▶ **Data provided**
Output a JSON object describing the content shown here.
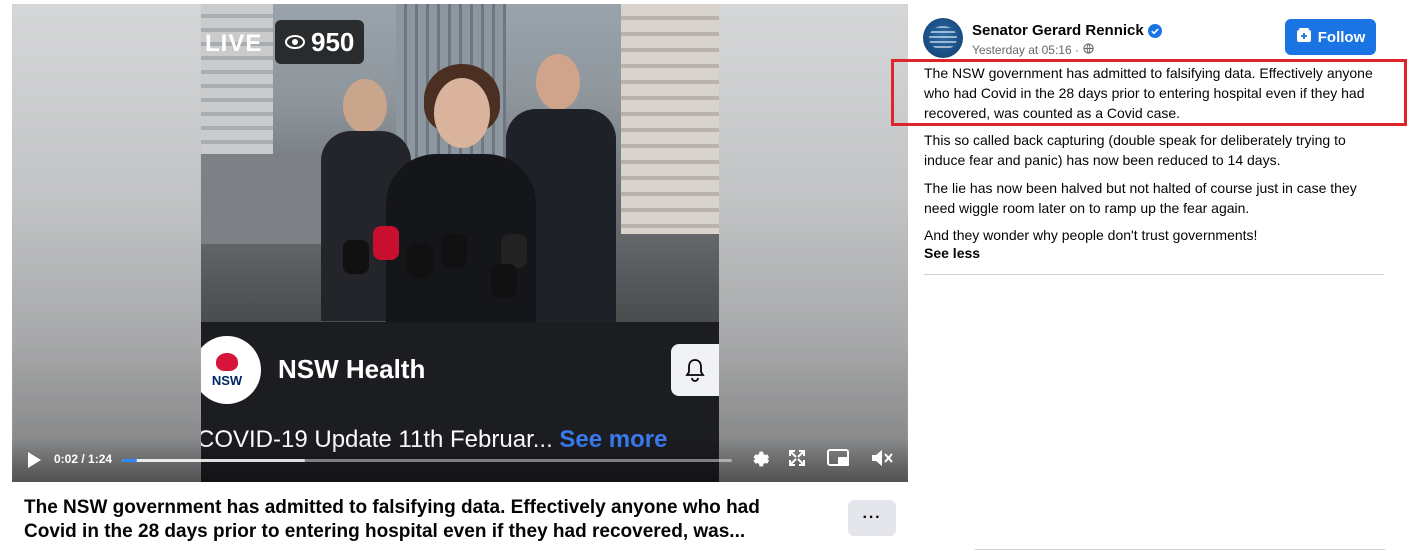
{
  "video": {
    "live_label": "LIVE",
    "viewer_count": "950",
    "page_name": "NSW Health",
    "logo_text": "NSW",
    "update_text": "COVID-19 Update 11th Februar...",
    "see_more": "See more",
    "time_display": "0:02 / 1:24",
    "progress": {
      "current_seconds": 2,
      "total_seconds": 84,
      "buffered_fraction": 0.3
    }
  },
  "caption": {
    "text": "The NSW government has admitted to falsifying data. Effectively anyone who had Covid in the 28 days prior to entering hospital even if they had recovered, was...",
    "more_label": "···"
  },
  "post": {
    "author": "Senator Gerard Rennick",
    "timestamp": "Yesterday at 05:16 ·",
    "follow_label": "Follow",
    "paragraphs": [
      "The NSW government has admitted to falsifying data. Effectively anyone who had Covid in the 28 days prior to entering hospital even if they had recovered, was counted as a Covid case.",
      "This so called back capturing (double speak for deliberately trying to induce fear and panic) has now been reduced to 14 days.",
      "The lie has now been halved but not halted of course just in case they need wiggle room later on to ramp up the fear again.",
      "And they wonder why people don't trust governments!"
    ],
    "see_less": "See less"
  },
  "colors": {
    "follow_button": "#1b74e4",
    "highlight_box": "#e0252a",
    "progress_played": "#2d88ff",
    "see_more_link": "#3a7bf0"
  },
  "icons": [
    "eye-icon",
    "bell-icon",
    "play-icon",
    "settings-icon",
    "fullscreen-icon",
    "pip-icon",
    "volume-muted-icon",
    "verified-icon",
    "globe-icon",
    "follow-plus-icon",
    "nsw-waratah-icon"
  ]
}
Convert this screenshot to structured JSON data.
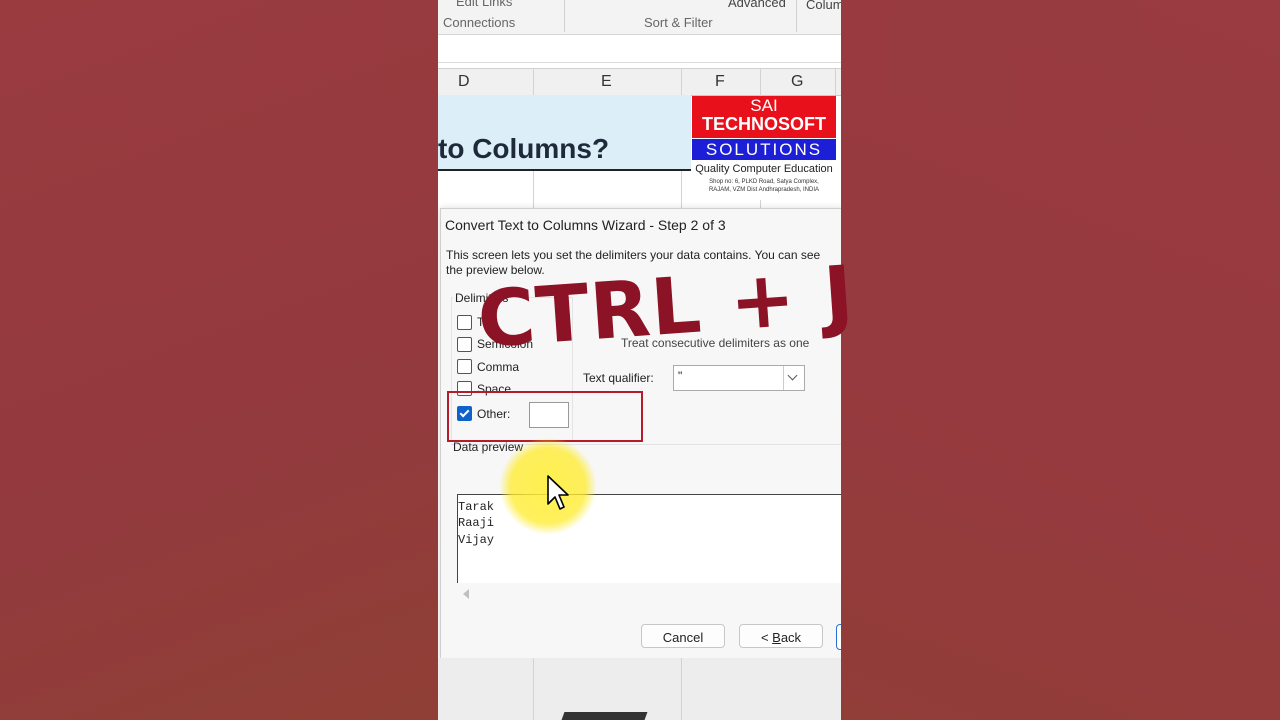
{
  "ribbon": {
    "edit_links": "Edit Links",
    "advanced": "Advanced",
    "columns_partial": "Colum",
    "group_connections": "Connections",
    "group_sort_filter": "Sort & Filter"
  },
  "columns": [
    "D",
    "E",
    "F",
    "G"
  ],
  "sheet": {
    "heading": "to Columns?"
  },
  "logo": {
    "line1": "SAI",
    "line2": "TECHNOSOFT",
    "line3": "SOLUTIONS",
    "tagline": "Quality Computer Education",
    "address1": "Shop no: 6, PLKD Road, Satya Complex,",
    "address2": "RAJAM,   VZM Dist   Andhrapradesh, INDIA"
  },
  "dialog": {
    "title": "Convert Text to Columns Wizard - Step 2 of 3",
    "description_line1": "This screen lets you set the delimiters your data contains.  You can see",
    "description_line2": "the preview below.",
    "delimiters_label": "Delimiters",
    "options": {
      "tab": {
        "label": "Tab",
        "checked": false
      },
      "semicolon": {
        "label": "Semicolon",
        "checked": false
      },
      "comma": {
        "label": "Comma",
        "checked": false
      },
      "space": {
        "label": "Space",
        "checked": false
      },
      "other": {
        "label": "Other:",
        "checked": true,
        "value": ""
      }
    },
    "consecutive_label": "Treat consecutive delimiters as one",
    "text_qualifier_label": "Text qualifier:",
    "text_qualifier_value": "\"",
    "data_preview_label": "Data preview",
    "preview_rows": [
      "Tarak",
      "Raaji",
      "Vijay"
    ],
    "buttons": {
      "cancel": "Cancel",
      "back_prefix": "< ",
      "back_underline": "B",
      "back_rest": "ack"
    }
  },
  "overlay_text": "CTRL + J",
  "colors": {
    "accent_checkbox": "#0f62c9",
    "highlight_border": "#b51c2a",
    "overlay_text": "#8c1226",
    "background": "#97393d"
  }
}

▶ **Work to do**
Repeat the material above in full and exactly, apart from the pictures.

▶ **Result**
Output a JSON object describing the content shown here.
{
  "video": {
    "live_label": "LIVE",
    "viewer_count": "950",
    "page_name": "NSW Health",
    "logo_text": "NSW",
    "update_text": "COVID-19 Update 11th Februar...",
    "see_more": "See more",
    "time_display": "0:02 / 1:24",
    "progress": {
      "current_seconds": 2,
      "total_seconds": 84,
      "buffered_fraction": 0.3
    }
  },
  "caption": {
    "text": "The NSW government has admitted to falsifying data. Effectively anyone who had Covid in the 28 days prior to entering hospital even if they had recovered, was...",
    "more_label": "···"
  },
  "post": {
    "author": "Senator Gerard Rennick",
    "timestamp": "Yesterday at 05:16 ·",
    "follow_label": "Follow",
    "paragraphs": [
      "The NSW government has admitted to falsifying data. Effectively anyone who had Covid in the 28 days prior to entering hospital even if they had recovered, was counted as a Covid case.",
      "This so called back capturing (double speak for deliberately trying to induce fear and panic) has now been reduced to 14 days.",
      "The lie has now been halved but not halted of course just in case they need wiggle room later on to ramp up the fear again.",
      "And they wonder why people don't trust governments!"
    ],
    "see_less": "See less"
  },
  "colors": {
    "follow_button": "#1b74e4",
    "highlight_box": "#e0252a",
    "progress_played": "#2d88ff",
    "see_more_link": "#3a7bf0"
  },
  "icons": [
    "eye-icon",
    "bell-icon",
    "play-icon",
    "settings-icon",
    "fullscreen-icon",
    "pip-icon",
    "volume-muted-icon",
    "verified-icon",
    "globe-icon",
    "follow-plus-icon",
    "nsw-waratah-icon"
  ]
}
Convert this screenshot to structured JSON data.
{
  "ribbon": {
    "edit_links": "Edit Links",
    "advanced": "Advanced",
    "columns_partial": "Colum",
    "group_connections": "Connections",
    "group_sort_filter": "Sort & Filter"
  },
  "columns": [
    "D",
    "E",
    "F",
    "G"
  ],
  "sheet": {
    "heading": "to Columns?"
  },
  "logo": {
    "line1": "SAI",
    "line2": "TECHNOSOFT",
    "line3": "SOLUTIONS",
    "tagline": "Quality Computer Education",
    "address1": "Shop no: 6, PLKD Road, Satya Complex,",
    "address2": "RAJAM,   VZM Dist   Andhrapradesh, INDIA"
  },
  "dialog": {
    "title": "Convert Text to Columns Wizard - Step 2 of 3",
    "description_line1": "This screen lets you set the delimiters your data contains.  You can see",
    "description_line2": "the preview below.",
    "delimiters_label": "Delimiters",
    "options": {
      "tab": {
        "label": "Tab",
        "checked": false
      },
      "semicolon": {
        "label": "Semicolon",
        "checked": false
      },
      "comma": {
        "label": "Comma",
        "checked": false
      },
      "space": {
        "label": "Space",
        "checked": false
      },
      "other": {
        "label": "Other:",
        "checked": true,
        "value": ""
      }
    },
    "consecutive_label": "Treat consecutive delimiters as one",
    "text_qualifier_label": "Text qualifier:",
    "text_qualifier_value": "\"",
    "data_preview_label": "Data preview",
    "preview_rows": [
      "Tarak",
      "Raaji",
      "Vijay"
    ],
    "buttons": {
      "cancel": "Cancel",
      "back_prefix": "< ",
      "back_underline": "B",
      "back_rest": "ack"
    }
  },
  "overlay_text": "CTRL + J",
  "colors": {
    "accent_checkbox": "#0f62c9",
    "highlight_border": "#b51c2a",
    "overlay_text": "#8c1226",
    "background": "#97393d"
  }
}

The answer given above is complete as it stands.